*Extracted material:*

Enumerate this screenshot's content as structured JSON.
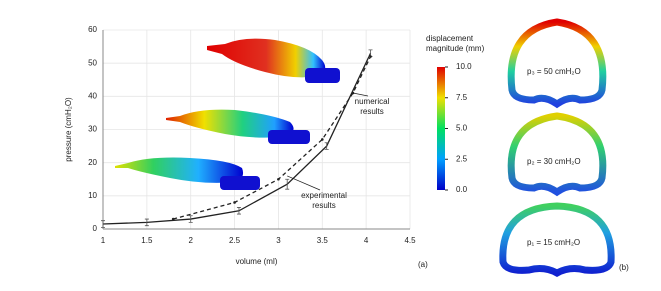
{
  "chart_data": {
    "type": "line",
    "xlabel": "volume (ml)",
    "ylabel": "pressure (cmH₂O)",
    "xlim": [
      1,
      4.5
    ],
    "xticks": [
      1,
      1.5,
      2,
      2.5,
      3,
      3.5,
      4,
      4.5
    ],
    "ylim": [
      0,
      60
    ],
    "yticks": [
      0,
      10,
      20,
      30,
      40,
      50,
      60
    ],
    "grid": true,
    "series": [
      {
        "name": "experimental results",
        "color": "#222222",
        "dash": false,
        "x": [
          1,
          1.5,
          2,
          2.55,
          3.1,
          3.55,
          4.05
        ],
        "values": [
          1.5,
          2,
          3,
          5.5,
          13.5,
          25,
          53
        ],
        "errors": [
          1,
          1,
          1,
          1,
          1.5,
          1,
          1
        ]
      },
      {
        "name": "numerical results",
        "color": "#222222",
        "dash": true,
        "x": [
          1.8,
          2.5,
          3,
          3.5,
          3.85,
          4.05
        ],
        "values": [
          3,
          8,
          15,
          27,
          41,
          52
        ]
      }
    ],
    "panel_label": "(a)",
    "colorbar": {
      "title": [
        "displacement",
        "magnitude (mm)"
      ],
      "lim": [
        0,
        10
      ],
      "ticks": [
        {
          "value": 10,
          "label": "10.0"
        },
        {
          "value": 7.5,
          "label": "7.5"
        },
        {
          "value": 5,
          "label": "5.0"
        },
        {
          "value": 2.5,
          "label": "2.5"
        },
        {
          "value": 0,
          "label": "0.0"
        }
      ]
    },
    "sections": {
      "panel_label": "(b)",
      "labels": [
        "p₃ = 50 cmH₂O",
        "p₂ = 30 cmH₂O",
        "p₁ = 15 cmH₂O"
      ]
    }
  }
}
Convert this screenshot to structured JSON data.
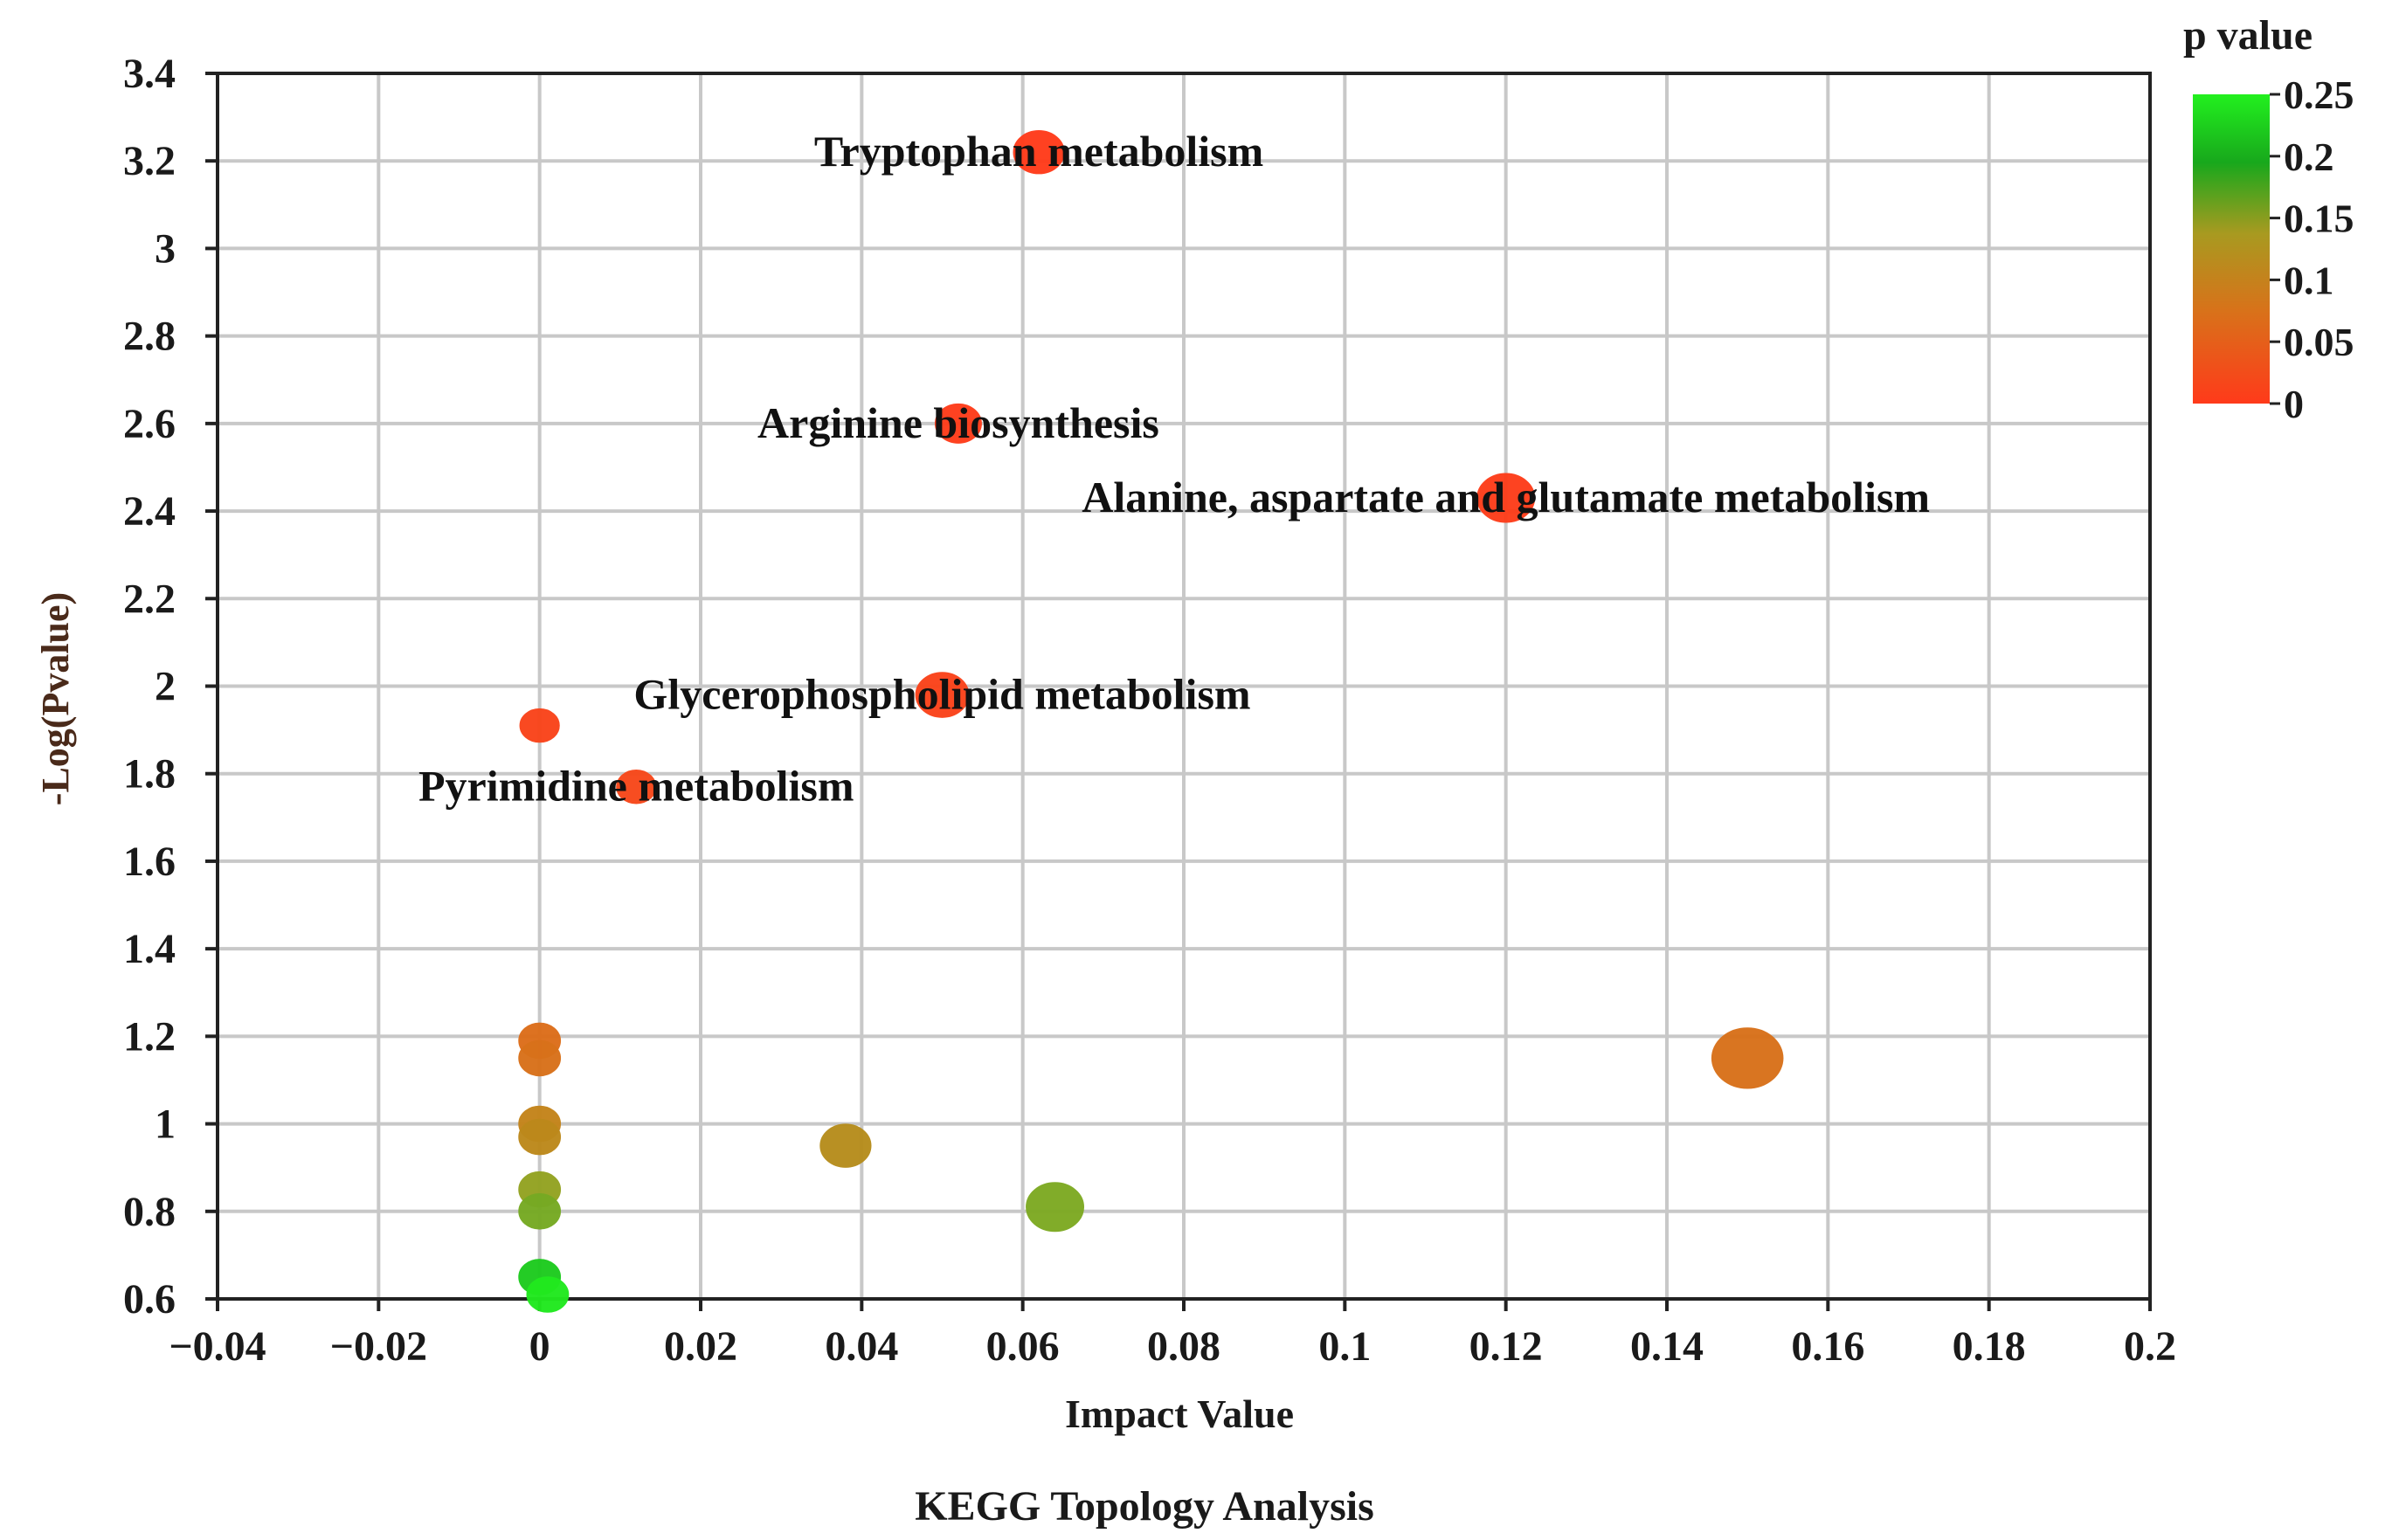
{
  "chart_data": {
    "type": "scatter",
    "title": "",
    "caption": "KEGG Topology Analysis",
    "xlabel": "Impact Value",
    "ylabel": "-Log(Pvalue)",
    "xlim": [
      -0.04,
      0.2
    ],
    "ylim": [
      0.6,
      3.4
    ],
    "xticks": [
      -0.04,
      -0.02,
      0,
      0.02,
      0.04,
      0.06,
      0.08,
      0.1,
      0.12,
      0.14,
      0.16,
      0.18,
      0.2
    ],
    "xtick_labels": [
      "−0.04",
      "−0.02",
      "0",
      "0.02",
      "0.04",
      "0.06",
      "0.08",
      "0.1",
      "0.12",
      "0.14",
      "0.16",
      "0.18",
      "0.2"
    ],
    "yticks": [
      0.6,
      0.8,
      1.0,
      1.2,
      1.4,
      1.6,
      1.8,
      2.0,
      2.2,
      2.4,
      2.6,
      2.8,
      3.0,
      3.2,
      3.4
    ],
    "ytick_labels": [
      "0.6",
      "0.8",
      "1",
      "1.2",
      "1.4",
      "1.6",
      "1.8",
      "2",
      "2.2",
      "2.4",
      "2.6",
      "2.8",
      "3",
      "3.2",
      "3.4"
    ],
    "grid": true,
    "legend": {
      "title": "p value",
      "position": "top-right",
      "range": [
        0,
        0.25
      ],
      "ticks": [
        0,
        0.05,
        0.1,
        0.15,
        0.2,
        0.25
      ],
      "tick_labels": [
        "0",
        "0.05",
        "0.1",
        "0.15",
        "0.2",
        "0.25"
      ],
      "colors": [
        "#ff3a1a",
        "#e06a1a",
        "#c08a1a",
        "#8aa824",
        "#1aa81e",
        "#22f01e"
      ]
    },
    "points": [
      {
        "x": 0.062,
        "y": 3.22,
        "p": 0.0006,
        "size": 1.1,
        "label": "Tryptophan metabolism"
      },
      {
        "x": 0.052,
        "y": 2.6,
        "p": 0.0025,
        "size": 1.0,
        "label": "Arginine biosynthesis"
      },
      {
        "x": 0.12,
        "y": 2.43,
        "p": 0.0037,
        "size": 1.25,
        "label": "Alanine, aspartate and glutamate metabolism"
      },
      {
        "x": 0.05,
        "y": 1.98,
        "p": 0.0105,
        "size": 1.15,
        "label": "Glycerophospholipid metabolism"
      },
      {
        "x": 0.0,
        "y": 1.91,
        "p": 0.0123,
        "size": 0.85,
        "label": ""
      },
      {
        "x": 0.012,
        "y": 1.77,
        "p": 0.017,
        "size": 0.85,
        "label": "Pyrimidine metabolism"
      },
      {
        "x": 0.0,
        "y": 1.19,
        "p": 0.065,
        "size": 0.9,
        "label": ""
      },
      {
        "x": 0.0,
        "y": 1.15,
        "p": 0.071,
        "size": 0.9,
        "label": ""
      },
      {
        "x": 0.15,
        "y": 1.15,
        "p": 0.071,
        "size": 1.55,
        "label": ""
      },
      {
        "x": 0.0,
        "y": 1.0,
        "p": 0.1,
        "size": 0.9,
        "label": ""
      },
      {
        "x": 0.0,
        "y": 0.97,
        "p": 0.107,
        "size": 0.9,
        "label": ""
      },
      {
        "x": 0.038,
        "y": 0.95,
        "p": 0.112,
        "size": 1.1,
        "label": ""
      },
      {
        "x": 0.0,
        "y": 0.85,
        "p": 0.141,
        "size": 0.9,
        "label": ""
      },
      {
        "x": 0.0,
        "y": 0.8,
        "p": 0.158,
        "size": 0.9,
        "label": ""
      },
      {
        "x": 0.064,
        "y": 0.81,
        "p": 0.155,
        "size": 1.25,
        "label": ""
      },
      {
        "x": 0.0,
        "y": 0.65,
        "p": 0.224,
        "size": 0.9,
        "label": ""
      },
      {
        "x": 0.001,
        "y": 0.61,
        "p": 0.245,
        "size": 0.9,
        "label": ""
      }
    ]
  }
}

*Requirement:* Extract every line containing the string "metabolism" from the data above.

*Exercise answer:*
        "label": "Tryptophan metabolism"
        "label": "Alanine, aspartate and glutamate metabolism"
        "label": "Glycerophospholipid metabolism"
        "label": "Pyrimidine metabolism"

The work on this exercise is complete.